WORK TO BE COMPLETED: Select, from the data, each line where "following" occurs.

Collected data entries

........

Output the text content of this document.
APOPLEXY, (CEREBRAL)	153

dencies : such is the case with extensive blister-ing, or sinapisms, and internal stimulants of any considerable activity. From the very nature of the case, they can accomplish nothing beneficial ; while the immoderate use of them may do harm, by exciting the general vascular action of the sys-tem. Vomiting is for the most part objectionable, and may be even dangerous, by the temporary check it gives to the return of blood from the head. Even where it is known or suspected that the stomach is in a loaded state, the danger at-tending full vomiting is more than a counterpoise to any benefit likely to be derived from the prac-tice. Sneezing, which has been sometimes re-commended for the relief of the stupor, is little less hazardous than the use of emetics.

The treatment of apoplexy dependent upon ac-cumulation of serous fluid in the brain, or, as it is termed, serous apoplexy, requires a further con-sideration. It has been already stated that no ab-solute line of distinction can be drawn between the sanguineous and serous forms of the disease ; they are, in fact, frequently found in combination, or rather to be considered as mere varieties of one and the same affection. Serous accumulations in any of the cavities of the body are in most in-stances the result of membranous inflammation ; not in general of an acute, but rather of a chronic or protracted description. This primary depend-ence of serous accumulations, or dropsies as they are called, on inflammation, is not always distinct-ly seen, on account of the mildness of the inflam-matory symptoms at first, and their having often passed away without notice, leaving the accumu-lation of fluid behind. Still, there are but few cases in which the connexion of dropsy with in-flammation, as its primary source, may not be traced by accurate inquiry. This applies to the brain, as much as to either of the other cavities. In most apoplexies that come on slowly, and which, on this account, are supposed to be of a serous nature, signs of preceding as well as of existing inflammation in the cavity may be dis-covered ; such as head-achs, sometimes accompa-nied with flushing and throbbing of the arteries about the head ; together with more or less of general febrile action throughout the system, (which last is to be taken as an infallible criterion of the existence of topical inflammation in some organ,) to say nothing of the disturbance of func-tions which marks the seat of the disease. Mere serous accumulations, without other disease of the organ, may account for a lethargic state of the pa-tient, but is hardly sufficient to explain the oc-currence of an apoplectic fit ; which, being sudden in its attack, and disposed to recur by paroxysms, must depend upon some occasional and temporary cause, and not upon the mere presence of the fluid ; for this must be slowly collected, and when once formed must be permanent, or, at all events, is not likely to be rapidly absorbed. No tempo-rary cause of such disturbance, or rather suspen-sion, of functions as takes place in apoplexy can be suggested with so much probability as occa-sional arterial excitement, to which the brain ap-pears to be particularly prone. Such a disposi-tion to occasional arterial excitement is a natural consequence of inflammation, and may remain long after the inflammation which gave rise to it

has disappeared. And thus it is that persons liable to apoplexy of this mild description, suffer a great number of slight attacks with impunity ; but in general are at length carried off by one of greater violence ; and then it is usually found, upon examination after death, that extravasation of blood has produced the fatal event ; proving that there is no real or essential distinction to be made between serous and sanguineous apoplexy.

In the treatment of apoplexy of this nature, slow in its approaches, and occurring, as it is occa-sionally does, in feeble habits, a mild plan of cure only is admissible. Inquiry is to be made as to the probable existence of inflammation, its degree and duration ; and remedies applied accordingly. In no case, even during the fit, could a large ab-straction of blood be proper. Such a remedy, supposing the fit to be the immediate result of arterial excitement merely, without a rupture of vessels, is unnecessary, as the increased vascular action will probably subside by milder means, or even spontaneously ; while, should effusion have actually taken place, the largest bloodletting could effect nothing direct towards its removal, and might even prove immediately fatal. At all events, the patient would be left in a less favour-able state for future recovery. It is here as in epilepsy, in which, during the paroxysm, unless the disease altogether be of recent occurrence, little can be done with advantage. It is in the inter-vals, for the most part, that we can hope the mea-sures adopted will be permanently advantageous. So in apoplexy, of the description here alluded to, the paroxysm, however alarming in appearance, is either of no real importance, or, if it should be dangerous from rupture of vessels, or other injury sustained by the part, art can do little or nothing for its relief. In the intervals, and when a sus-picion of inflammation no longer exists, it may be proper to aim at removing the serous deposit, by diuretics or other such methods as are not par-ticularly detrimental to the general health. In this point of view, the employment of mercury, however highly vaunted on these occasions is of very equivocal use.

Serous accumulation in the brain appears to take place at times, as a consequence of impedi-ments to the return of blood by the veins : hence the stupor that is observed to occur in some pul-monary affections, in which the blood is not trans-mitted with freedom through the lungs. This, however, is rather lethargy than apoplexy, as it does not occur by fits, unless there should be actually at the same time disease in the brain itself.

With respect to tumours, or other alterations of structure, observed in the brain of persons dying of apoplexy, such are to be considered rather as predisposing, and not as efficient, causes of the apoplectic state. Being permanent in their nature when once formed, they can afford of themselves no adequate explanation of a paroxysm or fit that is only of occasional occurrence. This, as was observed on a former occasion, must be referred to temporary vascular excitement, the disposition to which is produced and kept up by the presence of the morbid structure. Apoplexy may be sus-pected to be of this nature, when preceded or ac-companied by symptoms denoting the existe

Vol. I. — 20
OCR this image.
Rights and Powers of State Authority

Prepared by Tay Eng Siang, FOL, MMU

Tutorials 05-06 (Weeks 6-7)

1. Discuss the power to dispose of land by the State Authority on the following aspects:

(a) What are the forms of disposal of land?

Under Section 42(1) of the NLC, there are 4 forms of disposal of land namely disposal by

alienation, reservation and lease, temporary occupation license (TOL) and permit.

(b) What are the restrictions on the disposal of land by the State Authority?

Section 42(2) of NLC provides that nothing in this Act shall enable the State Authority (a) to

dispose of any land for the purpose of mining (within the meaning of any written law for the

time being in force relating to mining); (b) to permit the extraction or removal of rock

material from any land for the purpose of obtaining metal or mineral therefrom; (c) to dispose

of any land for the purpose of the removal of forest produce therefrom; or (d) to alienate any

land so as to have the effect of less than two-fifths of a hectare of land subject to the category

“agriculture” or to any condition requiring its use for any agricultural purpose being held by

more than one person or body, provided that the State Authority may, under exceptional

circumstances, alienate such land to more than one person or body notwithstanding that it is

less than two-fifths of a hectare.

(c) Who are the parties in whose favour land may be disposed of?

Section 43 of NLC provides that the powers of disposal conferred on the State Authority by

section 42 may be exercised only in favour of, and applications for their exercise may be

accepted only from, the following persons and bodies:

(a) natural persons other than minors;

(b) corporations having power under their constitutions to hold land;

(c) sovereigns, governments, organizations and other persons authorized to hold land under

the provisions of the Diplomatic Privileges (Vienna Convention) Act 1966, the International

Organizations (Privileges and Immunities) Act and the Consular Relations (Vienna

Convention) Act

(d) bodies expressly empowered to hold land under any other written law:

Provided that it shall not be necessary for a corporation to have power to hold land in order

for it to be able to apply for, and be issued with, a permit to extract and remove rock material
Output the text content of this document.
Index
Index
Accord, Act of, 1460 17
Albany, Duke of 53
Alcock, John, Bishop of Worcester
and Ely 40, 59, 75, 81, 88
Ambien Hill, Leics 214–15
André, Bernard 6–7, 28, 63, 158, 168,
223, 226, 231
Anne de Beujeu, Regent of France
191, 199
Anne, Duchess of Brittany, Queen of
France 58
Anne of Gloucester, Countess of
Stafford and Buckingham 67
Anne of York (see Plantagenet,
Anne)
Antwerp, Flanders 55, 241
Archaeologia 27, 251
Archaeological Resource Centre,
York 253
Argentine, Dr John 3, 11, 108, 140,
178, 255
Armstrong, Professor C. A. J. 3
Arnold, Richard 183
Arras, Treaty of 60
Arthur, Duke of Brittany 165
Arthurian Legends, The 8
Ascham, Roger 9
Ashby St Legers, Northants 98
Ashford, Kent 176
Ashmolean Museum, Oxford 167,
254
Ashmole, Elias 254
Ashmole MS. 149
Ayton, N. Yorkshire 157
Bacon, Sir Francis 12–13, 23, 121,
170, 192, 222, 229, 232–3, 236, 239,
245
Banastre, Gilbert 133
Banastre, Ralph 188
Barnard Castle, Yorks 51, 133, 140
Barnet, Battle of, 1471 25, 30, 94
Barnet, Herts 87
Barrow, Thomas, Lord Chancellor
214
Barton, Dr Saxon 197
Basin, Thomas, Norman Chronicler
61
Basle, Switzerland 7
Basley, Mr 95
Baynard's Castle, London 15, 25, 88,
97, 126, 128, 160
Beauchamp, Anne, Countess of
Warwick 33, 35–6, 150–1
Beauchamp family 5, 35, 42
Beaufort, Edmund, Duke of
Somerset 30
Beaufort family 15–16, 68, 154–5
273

........

CORRECT RESULT:
1. Discuss the power to dispose of land by the State Authority on the following aspects:
accepted only from, the following persons and bodies:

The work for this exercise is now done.